→ **Exercise instructions**
Copy each line where the word "Registry" occurs.

[Figure content listings]
┌────────

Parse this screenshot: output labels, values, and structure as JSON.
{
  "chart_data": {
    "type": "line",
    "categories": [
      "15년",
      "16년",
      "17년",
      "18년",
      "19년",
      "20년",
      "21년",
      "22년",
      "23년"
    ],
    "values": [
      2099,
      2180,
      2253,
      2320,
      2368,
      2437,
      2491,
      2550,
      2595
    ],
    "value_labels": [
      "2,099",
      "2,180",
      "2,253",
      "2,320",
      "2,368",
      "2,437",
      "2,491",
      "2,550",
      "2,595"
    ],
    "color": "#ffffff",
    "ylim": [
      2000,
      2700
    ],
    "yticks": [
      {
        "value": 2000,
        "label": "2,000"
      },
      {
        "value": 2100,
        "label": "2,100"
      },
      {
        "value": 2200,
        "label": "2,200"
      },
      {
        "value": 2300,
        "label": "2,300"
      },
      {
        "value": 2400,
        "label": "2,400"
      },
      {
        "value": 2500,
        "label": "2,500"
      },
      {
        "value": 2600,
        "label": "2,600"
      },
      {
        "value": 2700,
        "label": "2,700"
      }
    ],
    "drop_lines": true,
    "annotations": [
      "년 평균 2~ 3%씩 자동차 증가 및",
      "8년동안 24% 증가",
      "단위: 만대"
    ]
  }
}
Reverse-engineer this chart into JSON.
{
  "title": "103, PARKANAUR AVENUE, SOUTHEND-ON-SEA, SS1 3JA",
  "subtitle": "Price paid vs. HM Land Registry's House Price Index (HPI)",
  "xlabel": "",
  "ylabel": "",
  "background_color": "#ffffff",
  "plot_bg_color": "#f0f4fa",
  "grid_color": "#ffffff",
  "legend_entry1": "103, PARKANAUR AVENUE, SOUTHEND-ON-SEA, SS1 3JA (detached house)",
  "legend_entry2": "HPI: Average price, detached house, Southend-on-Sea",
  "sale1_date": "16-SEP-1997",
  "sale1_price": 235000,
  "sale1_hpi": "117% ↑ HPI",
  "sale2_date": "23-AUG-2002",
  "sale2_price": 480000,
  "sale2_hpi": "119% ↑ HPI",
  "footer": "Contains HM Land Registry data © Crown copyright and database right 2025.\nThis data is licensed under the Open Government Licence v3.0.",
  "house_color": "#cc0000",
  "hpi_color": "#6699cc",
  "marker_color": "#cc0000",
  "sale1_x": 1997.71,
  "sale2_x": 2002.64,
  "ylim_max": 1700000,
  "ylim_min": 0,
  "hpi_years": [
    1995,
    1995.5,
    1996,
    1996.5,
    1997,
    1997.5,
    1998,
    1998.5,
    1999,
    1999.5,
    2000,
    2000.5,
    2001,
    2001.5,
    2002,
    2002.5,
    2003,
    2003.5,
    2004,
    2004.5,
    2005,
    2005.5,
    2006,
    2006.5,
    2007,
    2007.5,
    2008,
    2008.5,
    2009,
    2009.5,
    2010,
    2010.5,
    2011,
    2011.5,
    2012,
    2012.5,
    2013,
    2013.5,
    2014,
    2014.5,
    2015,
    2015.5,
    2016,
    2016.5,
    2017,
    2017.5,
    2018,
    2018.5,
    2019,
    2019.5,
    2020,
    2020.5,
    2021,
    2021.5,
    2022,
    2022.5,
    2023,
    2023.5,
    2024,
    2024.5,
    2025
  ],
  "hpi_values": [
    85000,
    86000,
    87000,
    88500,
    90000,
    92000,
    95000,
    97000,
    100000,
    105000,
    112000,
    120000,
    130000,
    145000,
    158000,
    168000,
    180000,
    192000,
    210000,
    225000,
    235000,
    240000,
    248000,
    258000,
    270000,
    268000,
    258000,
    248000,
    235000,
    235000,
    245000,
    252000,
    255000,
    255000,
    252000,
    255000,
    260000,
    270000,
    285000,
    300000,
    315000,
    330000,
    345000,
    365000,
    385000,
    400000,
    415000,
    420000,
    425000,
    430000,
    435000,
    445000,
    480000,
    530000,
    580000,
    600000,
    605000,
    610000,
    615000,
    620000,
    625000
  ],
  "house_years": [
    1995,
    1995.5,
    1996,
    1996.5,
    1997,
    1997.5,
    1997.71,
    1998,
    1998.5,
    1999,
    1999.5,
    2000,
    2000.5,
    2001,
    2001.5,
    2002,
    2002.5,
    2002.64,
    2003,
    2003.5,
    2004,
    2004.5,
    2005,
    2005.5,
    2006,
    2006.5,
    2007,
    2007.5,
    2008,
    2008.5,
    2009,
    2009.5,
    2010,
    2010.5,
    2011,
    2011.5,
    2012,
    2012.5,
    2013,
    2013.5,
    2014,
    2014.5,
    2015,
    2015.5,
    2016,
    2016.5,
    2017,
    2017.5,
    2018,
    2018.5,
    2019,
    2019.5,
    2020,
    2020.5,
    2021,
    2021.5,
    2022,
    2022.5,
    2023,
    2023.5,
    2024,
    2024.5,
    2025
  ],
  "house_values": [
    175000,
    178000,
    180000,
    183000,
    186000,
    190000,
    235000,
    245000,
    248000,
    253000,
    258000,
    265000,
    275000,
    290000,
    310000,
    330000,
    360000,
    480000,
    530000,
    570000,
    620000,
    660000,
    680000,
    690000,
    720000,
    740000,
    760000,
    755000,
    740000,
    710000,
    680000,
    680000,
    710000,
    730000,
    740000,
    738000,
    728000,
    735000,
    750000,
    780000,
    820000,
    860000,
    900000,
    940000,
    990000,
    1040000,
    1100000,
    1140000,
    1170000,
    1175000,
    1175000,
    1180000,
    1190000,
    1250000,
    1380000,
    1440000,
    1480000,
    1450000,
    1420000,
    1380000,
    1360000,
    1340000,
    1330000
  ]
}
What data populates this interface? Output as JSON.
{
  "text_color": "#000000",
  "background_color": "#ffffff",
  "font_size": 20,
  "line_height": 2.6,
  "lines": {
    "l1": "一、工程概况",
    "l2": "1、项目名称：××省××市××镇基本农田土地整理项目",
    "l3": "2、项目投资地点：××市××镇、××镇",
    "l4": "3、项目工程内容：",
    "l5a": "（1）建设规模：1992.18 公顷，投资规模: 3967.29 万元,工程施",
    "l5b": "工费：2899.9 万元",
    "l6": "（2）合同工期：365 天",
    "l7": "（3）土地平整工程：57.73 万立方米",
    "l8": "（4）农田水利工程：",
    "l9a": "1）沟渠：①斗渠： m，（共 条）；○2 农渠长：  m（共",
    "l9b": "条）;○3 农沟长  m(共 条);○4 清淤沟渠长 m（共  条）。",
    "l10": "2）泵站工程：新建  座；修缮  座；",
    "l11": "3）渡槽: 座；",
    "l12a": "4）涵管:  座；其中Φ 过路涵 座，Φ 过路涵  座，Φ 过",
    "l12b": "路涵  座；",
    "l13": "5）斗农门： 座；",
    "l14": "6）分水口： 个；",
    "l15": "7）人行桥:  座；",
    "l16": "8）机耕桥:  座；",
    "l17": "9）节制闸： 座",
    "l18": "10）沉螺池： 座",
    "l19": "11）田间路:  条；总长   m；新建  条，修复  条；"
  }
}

└────────

→ **Solution**
  "subtitle": "Price paid vs. HM Land Registry's House Price Index (HPI)",
  "footer": "Contains HM Land Registry data © Crown copyright and database right 2025.\nThis data is licensed under the Open Government Licence v3.0.",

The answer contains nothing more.